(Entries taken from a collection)
***

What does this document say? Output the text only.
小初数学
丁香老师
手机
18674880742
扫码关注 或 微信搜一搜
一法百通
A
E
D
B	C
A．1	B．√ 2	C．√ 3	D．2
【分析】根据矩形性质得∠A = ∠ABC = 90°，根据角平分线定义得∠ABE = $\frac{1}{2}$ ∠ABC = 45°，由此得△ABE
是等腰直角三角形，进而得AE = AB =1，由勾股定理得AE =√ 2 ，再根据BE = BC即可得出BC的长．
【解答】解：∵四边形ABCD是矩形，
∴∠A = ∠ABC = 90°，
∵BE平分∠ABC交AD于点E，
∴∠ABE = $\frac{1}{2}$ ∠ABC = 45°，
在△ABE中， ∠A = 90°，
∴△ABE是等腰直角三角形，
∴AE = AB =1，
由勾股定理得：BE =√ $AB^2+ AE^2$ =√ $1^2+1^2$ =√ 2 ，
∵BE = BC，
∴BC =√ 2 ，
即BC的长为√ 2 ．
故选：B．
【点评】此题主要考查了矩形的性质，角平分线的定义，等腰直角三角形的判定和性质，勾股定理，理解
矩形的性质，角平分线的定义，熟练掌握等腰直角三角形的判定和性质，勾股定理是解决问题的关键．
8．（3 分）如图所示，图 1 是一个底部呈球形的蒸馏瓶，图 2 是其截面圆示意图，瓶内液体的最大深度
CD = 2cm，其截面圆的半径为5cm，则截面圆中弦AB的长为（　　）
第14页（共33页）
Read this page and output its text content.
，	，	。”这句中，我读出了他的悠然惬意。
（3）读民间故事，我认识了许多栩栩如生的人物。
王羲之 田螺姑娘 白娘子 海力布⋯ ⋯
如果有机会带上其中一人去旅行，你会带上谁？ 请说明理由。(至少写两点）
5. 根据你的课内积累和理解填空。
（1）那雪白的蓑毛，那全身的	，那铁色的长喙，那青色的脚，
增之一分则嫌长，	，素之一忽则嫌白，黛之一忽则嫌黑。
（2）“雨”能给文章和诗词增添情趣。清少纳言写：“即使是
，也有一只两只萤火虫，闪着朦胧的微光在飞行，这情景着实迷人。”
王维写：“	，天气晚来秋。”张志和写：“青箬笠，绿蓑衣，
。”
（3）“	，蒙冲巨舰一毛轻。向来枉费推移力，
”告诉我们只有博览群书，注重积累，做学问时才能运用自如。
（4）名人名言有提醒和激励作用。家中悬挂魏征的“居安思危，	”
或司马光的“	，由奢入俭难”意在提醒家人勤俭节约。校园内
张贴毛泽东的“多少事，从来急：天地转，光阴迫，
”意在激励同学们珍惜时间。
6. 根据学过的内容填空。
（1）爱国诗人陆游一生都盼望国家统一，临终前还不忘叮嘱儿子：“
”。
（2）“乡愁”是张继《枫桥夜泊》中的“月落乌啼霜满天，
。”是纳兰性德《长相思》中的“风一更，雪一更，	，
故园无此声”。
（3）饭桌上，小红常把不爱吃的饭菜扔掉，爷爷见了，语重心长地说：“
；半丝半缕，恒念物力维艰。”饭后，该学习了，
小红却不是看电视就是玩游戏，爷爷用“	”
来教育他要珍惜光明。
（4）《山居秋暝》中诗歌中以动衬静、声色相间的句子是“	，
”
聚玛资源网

***

Requirement —
Only the number is wanted: how many lines of the material contain the word "角平分线的定义"?

Full answer —
2